start Listed entries

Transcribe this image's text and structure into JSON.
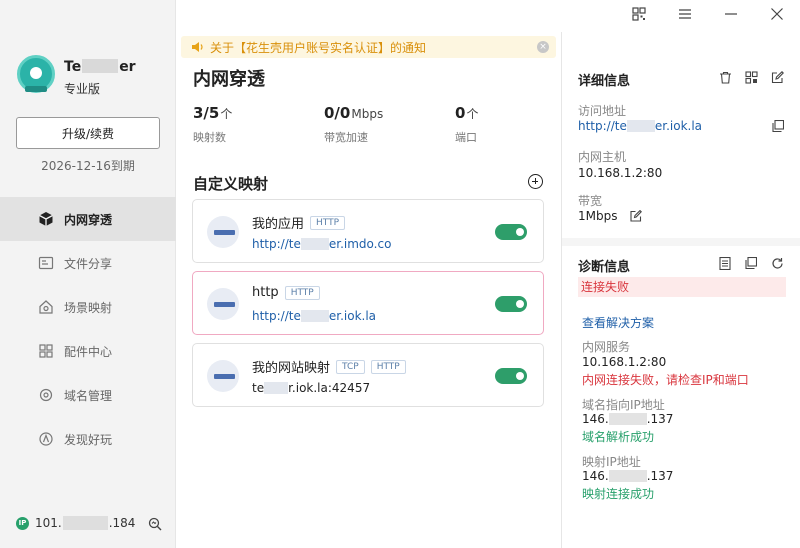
{
  "app": {
    "name_prefix": "Te",
    "name_suffix": "er",
    "edition": "专业版",
    "upgrade_label": "升级/续费",
    "expire": "2026-12-16到期"
  },
  "sidebar": {
    "items": [
      {
        "label": "内网穿透",
        "icon": "cube-icon",
        "active": true
      },
      {
        "label": "文件分享",
        "icon": "file-share-icon"
      },
      {
        "label": "场景映射",
        "icon": "scene-home-icon"
      },
      {
        "label": "配件中心",
        "icon": "accessory-grid-icon"
      },
      {
        "label": "域名管理",
        "icon": "domain-gear-icon"
      },
      {
        "label": "发现好玩",
        "icon": "discover-icon"
      }
    ],
    "footer": {
      "ip_badge": "IP",
      "ip_prefix": "101.",
      "ip_suffix": ".184"
    }
  },
  "notice": {
    "text": "关于【花生壳用户账号实名认证】的通知",
    "close": "×"
  },
  "main": {
    "title": "内网穿透",
    "stats": [
      {
        "value": "3/5",
        "unit": "个",
        "label": "映射数"
      },
      {
        "value": "0/0",
        "unit": "Mbps",
        "label": "带宽加速"
      },
      {
        "value": "0",
        "unit": "个",
        "label": "端口"
      }
    ],
    "section_title": "自定义映射",
    "mappings": [
      {
        "name": "我的应用",
        "tags": [
          "HTTP"
        ],
        "url_prefix": "http://te",
        "url_suffix": "er.imdo.co",
        "link": true,
        "enabled": true
      },
      {
        "name": "http",
        "tags": [
          "HTTP"
        ],
        "url_prefix": "http://te",
        "url_suffix": "er.iok.la",
        "link": true,
        "enabled": true
      },
      {
        "name": "我的网站映射",
        "tags": [
          "TCP",
          "HTTP"
        ],
        "url_prefix": "te",
        "url_suffix": "r.iok.la:42457",
        "link": false,
        "enabled": true
      }
    ]
  },
  "detail": {
    "title": "详细信息",
    "access_label": "访问地址",
    "access_prefix": "http://te",
    "access_suffix": "er.iok.la",
    "host_label": "内网主机",
    "host_value": "10.168.1.2:80",
    "bandwidth_label": "带宽",
    "bandwidth_value": "1Mbps"
  },
  "diagnosis": {
    "title": "诊断信息",
    "status": "连接失败",
    "solution_link": "查看解决方案",
    "service_label": "内网服务",
    "service_value": "10.168.1.2:80",
    "service_error": "内网连接失败，请检查IP和端口",
    "domain_ip_label": "域名指向IP地址",
    "domain_ip_prefix": "146.",
    "domain_ip_suffix": ".137",
    "domain_ok": "域名解析成功",
    "map_ip_label": "映射IP地址",
    "map_ip_prefix": "146.",
    "map_ip_suffix": ".137",
    "map_ok": "映射连接成功"
  }
}
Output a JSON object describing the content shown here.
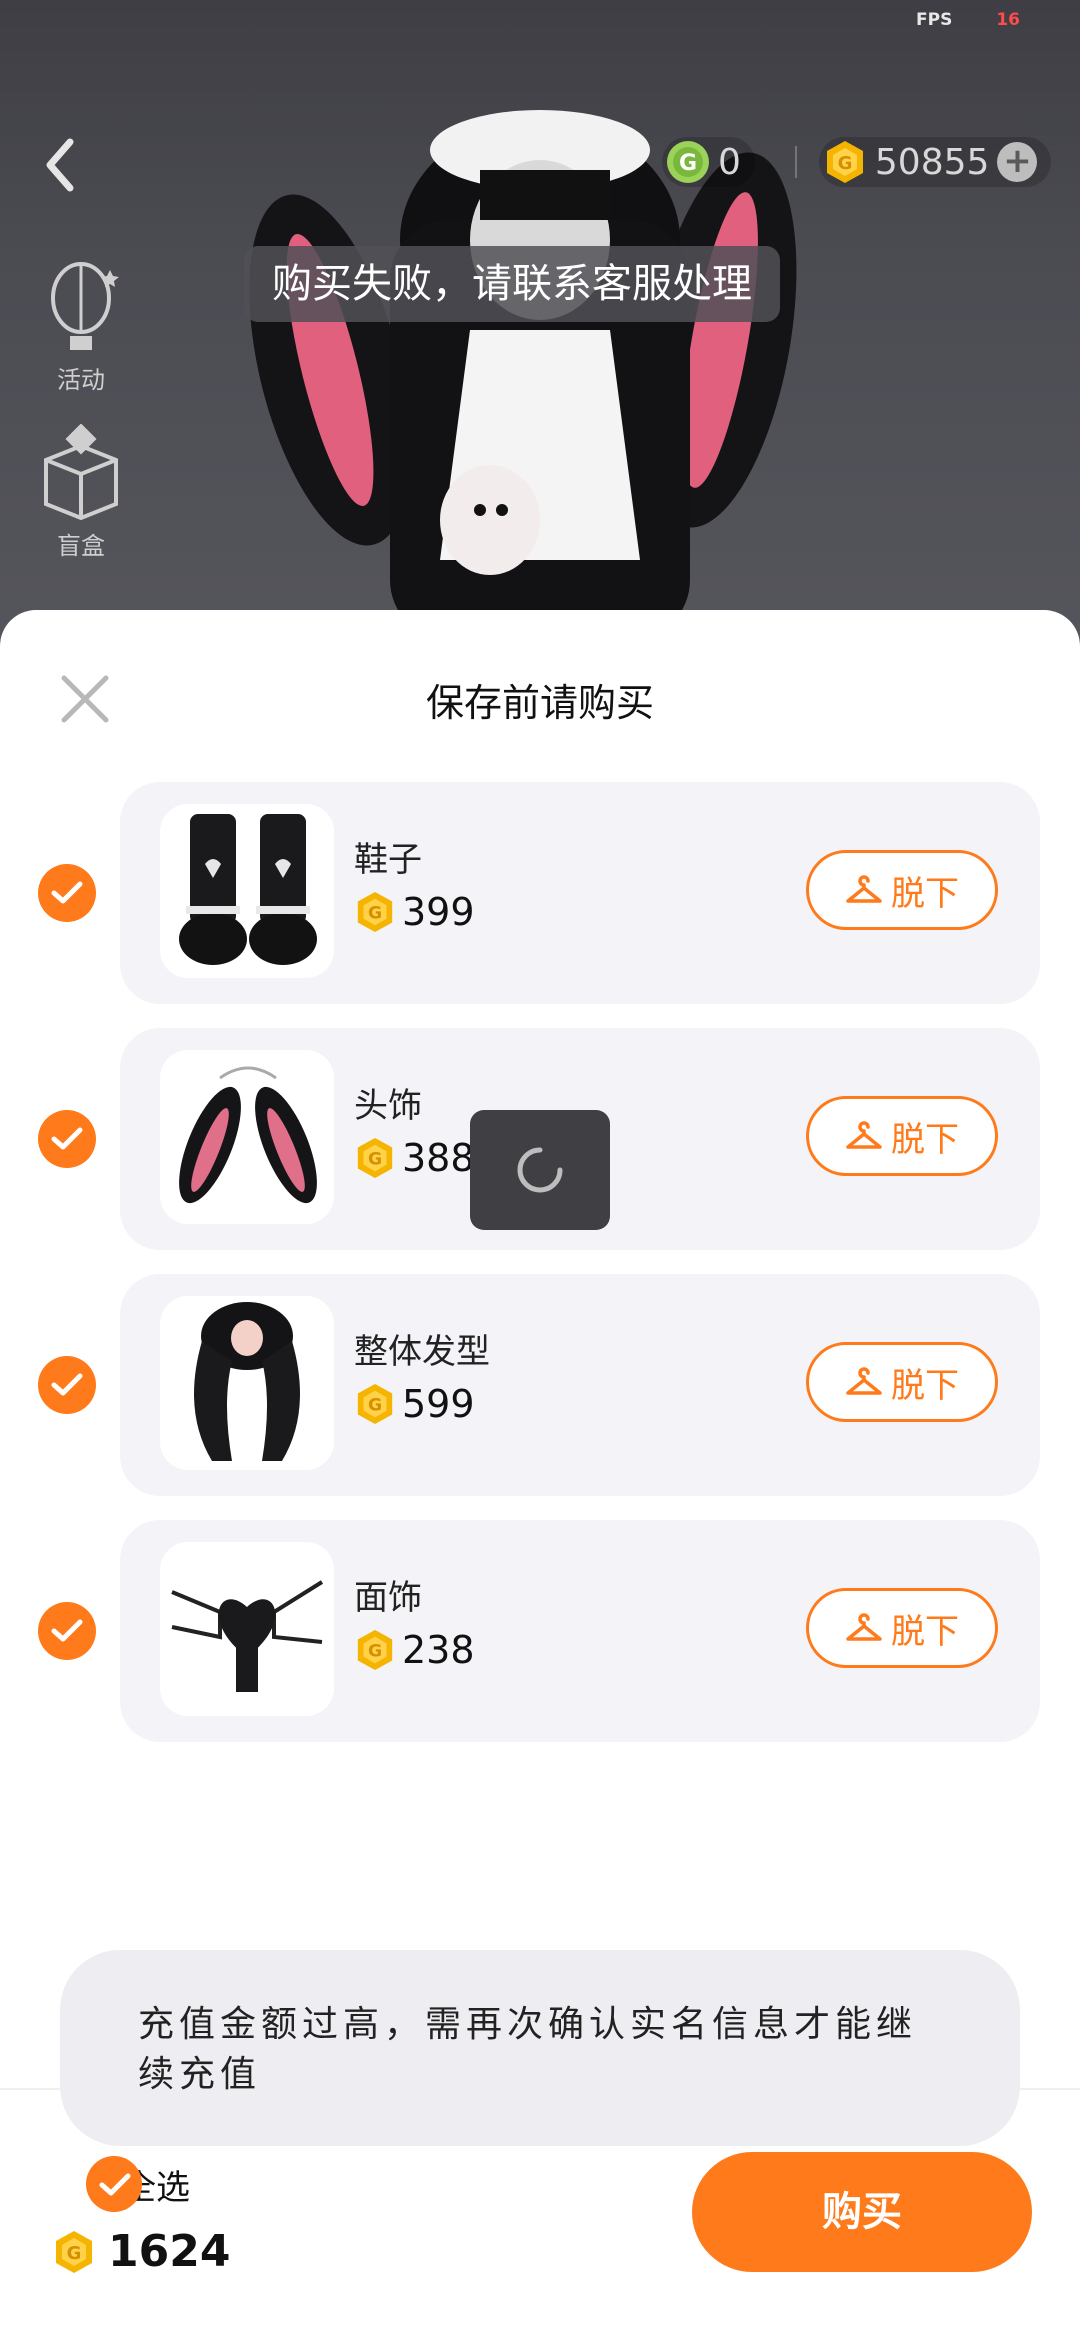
{
  "status": {
    "fps_label": "FPS",
    "fps_value": "16"
  },
  "header": {
    "gem_balance": "0",
    "coin_balance": "50855"
  },
  "side_menu": [
    {
      "label": "活动",
      "icon": "balloon-icon"
    },
    {
      "label": "盲盒",
      "icon": "mystery-box-icon"
    }
  ],
  "toast_top": "购买失败，请联系客服处理",
  "sheet": {
    "title": "保存前请购买",
    "items": [
      {
        "name": "鞋子",
        "price": "399",
        "action": "脱下"
      },
      {
        "name": "头饰",
        "price": "388",
        "action": "脱下"
      },
      {
        "name": "整体发型",
        "price": "599",
        "action": "脱下"
      },
      {
        "name": "面饰",
        "price": "238",
        "action": "脱下"
      }
    ]
  },
  "toast_bottom": "充值金额过高，需再次确认实名信息才能继续充值",
  "footer": {
    "select_all": "全选",
    "total": "1624",
    "buy": "购买"
  },
  "colors": {
    "accent": "#ff7a1a",
    "coin": "#f5b400"
  }
}
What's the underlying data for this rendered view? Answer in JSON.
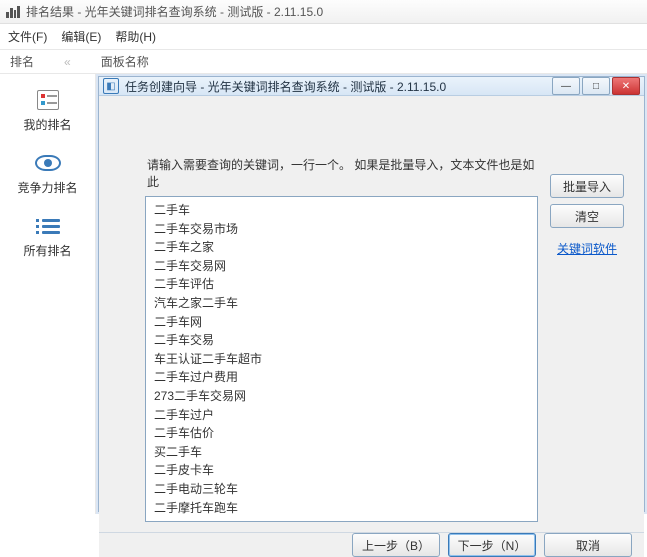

end Listed entries

Instruction => Leave out the pictures and repeat everything else in the records exactly.

Exercise response =>
Transcribe this image's text and structure into JSON.
{
  "app": {
    "name_prefix": "Te",
    "name_suffix": "er",
    "edition": "专业版",
    "upgrade_label": "升级/续费",
    "expire": "2026-12-16到期"
  },
  "sidebar": {
    "items": [
      {
        "label": "内网穿透",
        "icon": "cube-icon",
        "active": true
      },
      {
        "label": "文件分享",
        "icon": "file-share-icon"
      },
      {
        "label": "场景映射",
        "icon": "scene-home-icon"
      },
      {
        "label": "配件中心",
        "icon": "accessory-grid-icon"
      },
      {
        "label": "域名管理",
        "icon": "domain-gear-icon"
      },
      {
        "label": "发现好玩",
        "icon": "discover-icon"
      }
    ],
    "footer": {
      "ip_badge": "IP",
      "ip_prefix": "101.",
      "ip_suffix": ".184"
    }
  },
  "notice": {
    "text": "关于【花生壳用户账号实名认证】的通知",
    "close": "×"
  },
  "main": {
    "title": "内网穿透",
    "stats": [
      {
        "value": "3/5",
        "unit": "个",
        "label": "映射数"
      },
      {
        "value": "0/0",
        "unit": "Mbps",
        "label": "带宽加速"
      },
      {
        "value": "0",
        "unit": "个",
        "label": "端口"
      }
    ],
    "section_title": "自定义映射",
    "mappings": [
      {
        "name": "我的应用",
        "tags": [
          "HTTP"
        ],
        "url_prefix": "http://te",
        "url_suffix": "er.imdo.co",
        "link": true,
        "enabled": true
      },
      {
        "name": "http",
        "tags": [
          "HTTP"
        ],
        "url_prefix": "http://te",
        "url_suffix": "er.iok.la",
        "link": true,
        "enabled": true
      },
      {
        "name": "我的网站映射",
        "tags": [
          "TCP",
          "HTTP"
        ],
        "url_prefix": "te",
        "url_suffix": "r.iok.la:42457",
        "link": false,
        "enabled": true
      }
    ]
  },
  "detail": {
    "title": "详细信息",
    "access_label": "访问地址",
    "access_prefix": "http://te",
    "access_suffix": "er.iok.la",
    "host_label": "内网主机",
    "host_value": "10.168.1.2:80",
    "bandwidth_label": "带宽",
    "bandwidth_value": "1Mbps"
  },
  "diagnosis": {
    "title": "诊断信息",
    "status": "连接失败",
    "solution_link": "查看解决方案",
    "service_label": "内网服务",
    "service_value": "10.168.1.2:80",
    "service_error": "内网连接失败，请检查IP和端口",
    "domain_ip_label": "域名指向IP地址",
    "domain_ip_prefix": "146.",
    "domain_ip_suffix": ".137",
    "domain_ok": "域名解析成功",
    "map_ip_label": "映射IP地址",
    "map_ip_prefix": "146.",
    "map_ip_suffix": ".137",
    "map_ok": "映射连接成功"
  }
}
Output a JSON object describing the content shown here.
{
  "status": {
    "fps_label": "FPS",
    "fps_value": "16"
  },
  "header": {
    "gem_balance": "0",
    "coin_balance": "50855"
  },
  "side_menu": [
    {
      "label": "活动",
      "icon": "balloon-icon"
    },
    {
      "label": "盲盒",
      "icon": "mystery-box-icon"
    }
  ],
  "toast_top": "购买失败，请联系客服处理",
  "sheet": {
    "title": "保存前请购买",
    "items": [
      {
        "name": "鞋子",
        "price": "399",
        "action": "脱下"
      },
      {
        "name": "头饰",
        "price": "388",
        "action": "脱下"
      },
      {
        "name": "整体发型",
        "price": "599",
        "action": "脱下"
      },
      {
        "name": "面饰",
        "price": "238",
        "action": "脱下"
      }
    ]
  },
  "toast_bottom": "充值金额过高，需再次确认实名信息才能继续充值",
  "footer": {
    "select_all": "全选",
    "total": "1624",
    "buy": "购买"
  },
  "colors": {
    "accent": "#ff7a1a",
    "coin": "#f5b400"
  }
}
What's the underlying data for this rendered view? Answer in JSON.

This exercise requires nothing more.